PROBLEM TO SOLVE –
Identify all lines in the listing that include the word "Part", and copy them out.
■ ■ ■ ■
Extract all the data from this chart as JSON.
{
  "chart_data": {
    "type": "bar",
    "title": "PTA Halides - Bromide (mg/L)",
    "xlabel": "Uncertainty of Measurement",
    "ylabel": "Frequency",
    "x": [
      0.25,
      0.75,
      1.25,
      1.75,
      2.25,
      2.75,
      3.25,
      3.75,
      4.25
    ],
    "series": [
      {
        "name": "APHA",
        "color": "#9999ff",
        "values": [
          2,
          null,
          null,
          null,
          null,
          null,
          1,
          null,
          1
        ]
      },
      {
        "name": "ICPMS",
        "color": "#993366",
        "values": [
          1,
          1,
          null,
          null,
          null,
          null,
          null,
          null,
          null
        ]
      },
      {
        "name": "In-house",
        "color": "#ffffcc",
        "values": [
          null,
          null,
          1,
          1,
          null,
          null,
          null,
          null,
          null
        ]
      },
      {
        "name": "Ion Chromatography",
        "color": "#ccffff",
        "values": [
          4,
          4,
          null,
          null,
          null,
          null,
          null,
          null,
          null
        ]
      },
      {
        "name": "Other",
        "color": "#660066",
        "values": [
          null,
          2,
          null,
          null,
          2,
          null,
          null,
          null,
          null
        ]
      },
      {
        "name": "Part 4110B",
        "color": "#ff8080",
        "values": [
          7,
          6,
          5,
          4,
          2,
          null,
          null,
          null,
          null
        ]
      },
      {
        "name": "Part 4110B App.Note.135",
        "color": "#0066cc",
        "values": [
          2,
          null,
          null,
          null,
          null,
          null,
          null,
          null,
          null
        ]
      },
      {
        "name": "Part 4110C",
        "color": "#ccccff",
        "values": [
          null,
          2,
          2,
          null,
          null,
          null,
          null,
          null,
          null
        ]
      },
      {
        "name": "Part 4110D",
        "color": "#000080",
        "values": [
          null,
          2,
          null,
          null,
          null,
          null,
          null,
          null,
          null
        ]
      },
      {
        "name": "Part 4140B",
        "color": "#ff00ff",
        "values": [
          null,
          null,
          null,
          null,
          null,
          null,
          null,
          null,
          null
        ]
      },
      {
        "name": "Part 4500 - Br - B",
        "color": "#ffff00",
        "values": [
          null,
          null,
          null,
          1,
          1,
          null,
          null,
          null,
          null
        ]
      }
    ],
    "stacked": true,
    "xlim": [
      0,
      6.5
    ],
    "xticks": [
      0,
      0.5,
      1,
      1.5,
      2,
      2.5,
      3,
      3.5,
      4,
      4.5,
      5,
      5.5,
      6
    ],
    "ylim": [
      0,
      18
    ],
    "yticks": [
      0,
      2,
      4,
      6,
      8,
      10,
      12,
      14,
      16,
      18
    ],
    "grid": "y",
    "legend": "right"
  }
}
■ ■ ■ ■
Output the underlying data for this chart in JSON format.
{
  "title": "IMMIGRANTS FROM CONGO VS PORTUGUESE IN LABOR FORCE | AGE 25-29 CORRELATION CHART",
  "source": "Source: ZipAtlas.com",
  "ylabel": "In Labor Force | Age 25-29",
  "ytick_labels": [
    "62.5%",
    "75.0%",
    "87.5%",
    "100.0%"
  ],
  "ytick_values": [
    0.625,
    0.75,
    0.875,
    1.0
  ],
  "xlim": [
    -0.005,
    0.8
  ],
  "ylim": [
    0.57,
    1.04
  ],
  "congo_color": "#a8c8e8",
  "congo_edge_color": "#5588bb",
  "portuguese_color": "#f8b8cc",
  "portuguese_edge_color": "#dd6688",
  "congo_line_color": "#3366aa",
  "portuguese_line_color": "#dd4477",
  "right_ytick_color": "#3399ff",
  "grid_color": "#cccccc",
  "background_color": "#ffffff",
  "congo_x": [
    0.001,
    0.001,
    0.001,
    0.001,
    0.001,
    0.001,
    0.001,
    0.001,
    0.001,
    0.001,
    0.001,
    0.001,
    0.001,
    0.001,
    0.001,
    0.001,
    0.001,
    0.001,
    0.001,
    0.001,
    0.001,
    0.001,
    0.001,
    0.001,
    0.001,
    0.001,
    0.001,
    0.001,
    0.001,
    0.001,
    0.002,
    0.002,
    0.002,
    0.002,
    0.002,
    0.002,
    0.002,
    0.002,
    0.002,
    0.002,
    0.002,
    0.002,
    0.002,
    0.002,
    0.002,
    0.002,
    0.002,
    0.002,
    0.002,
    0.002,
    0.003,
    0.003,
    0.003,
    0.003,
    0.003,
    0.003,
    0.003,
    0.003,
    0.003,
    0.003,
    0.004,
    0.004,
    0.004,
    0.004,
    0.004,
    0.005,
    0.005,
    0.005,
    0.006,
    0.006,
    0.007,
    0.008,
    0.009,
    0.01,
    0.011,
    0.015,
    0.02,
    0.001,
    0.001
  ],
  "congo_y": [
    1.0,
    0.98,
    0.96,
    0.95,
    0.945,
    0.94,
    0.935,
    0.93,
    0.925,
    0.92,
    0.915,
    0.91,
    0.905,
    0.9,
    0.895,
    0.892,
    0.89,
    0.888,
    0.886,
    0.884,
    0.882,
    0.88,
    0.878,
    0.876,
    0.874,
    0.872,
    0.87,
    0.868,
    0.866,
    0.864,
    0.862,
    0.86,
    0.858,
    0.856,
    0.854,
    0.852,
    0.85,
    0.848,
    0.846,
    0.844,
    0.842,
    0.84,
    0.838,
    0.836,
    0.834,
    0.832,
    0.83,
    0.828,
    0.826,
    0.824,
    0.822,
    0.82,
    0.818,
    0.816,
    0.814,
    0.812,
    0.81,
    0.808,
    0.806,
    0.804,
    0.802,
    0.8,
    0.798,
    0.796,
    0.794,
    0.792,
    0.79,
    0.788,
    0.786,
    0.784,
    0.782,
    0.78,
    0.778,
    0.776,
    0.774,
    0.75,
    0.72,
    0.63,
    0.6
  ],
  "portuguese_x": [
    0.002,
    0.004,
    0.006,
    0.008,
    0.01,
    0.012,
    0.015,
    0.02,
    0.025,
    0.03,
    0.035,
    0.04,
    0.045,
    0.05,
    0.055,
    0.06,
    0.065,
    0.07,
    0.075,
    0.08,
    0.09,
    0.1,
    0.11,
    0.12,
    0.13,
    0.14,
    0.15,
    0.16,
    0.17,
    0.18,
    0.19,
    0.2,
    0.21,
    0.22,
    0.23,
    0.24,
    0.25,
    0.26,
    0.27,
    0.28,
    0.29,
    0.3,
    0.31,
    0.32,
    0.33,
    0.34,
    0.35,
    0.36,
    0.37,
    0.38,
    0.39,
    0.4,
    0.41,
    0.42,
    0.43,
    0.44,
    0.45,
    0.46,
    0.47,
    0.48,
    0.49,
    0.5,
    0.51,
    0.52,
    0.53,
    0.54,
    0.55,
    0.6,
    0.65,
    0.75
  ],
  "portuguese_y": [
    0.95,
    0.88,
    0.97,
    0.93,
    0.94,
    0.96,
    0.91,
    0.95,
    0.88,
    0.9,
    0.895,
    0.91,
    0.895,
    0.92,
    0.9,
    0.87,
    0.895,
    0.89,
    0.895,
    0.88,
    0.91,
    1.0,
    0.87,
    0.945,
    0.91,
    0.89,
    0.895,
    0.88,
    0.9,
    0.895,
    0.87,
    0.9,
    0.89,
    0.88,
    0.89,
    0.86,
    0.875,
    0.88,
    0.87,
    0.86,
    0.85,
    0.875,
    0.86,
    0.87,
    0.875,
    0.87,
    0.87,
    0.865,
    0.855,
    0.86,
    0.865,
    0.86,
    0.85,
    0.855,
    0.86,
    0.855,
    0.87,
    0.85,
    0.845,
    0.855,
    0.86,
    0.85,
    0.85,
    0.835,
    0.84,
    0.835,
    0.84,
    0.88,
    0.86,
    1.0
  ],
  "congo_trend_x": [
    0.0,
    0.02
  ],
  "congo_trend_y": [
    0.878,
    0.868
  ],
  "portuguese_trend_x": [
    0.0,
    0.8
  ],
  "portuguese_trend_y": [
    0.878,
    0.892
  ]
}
■ ■ ■ ■
RESULT OF THE TASK –
        "name": "Part 4110B",
        "name": "Part 4110B App.Note.135",
        "name": "Part 4110C",
        "name": "Part 4110D",
        "name": "Part 4140B",
        "name": "Part 4500 - Br - B",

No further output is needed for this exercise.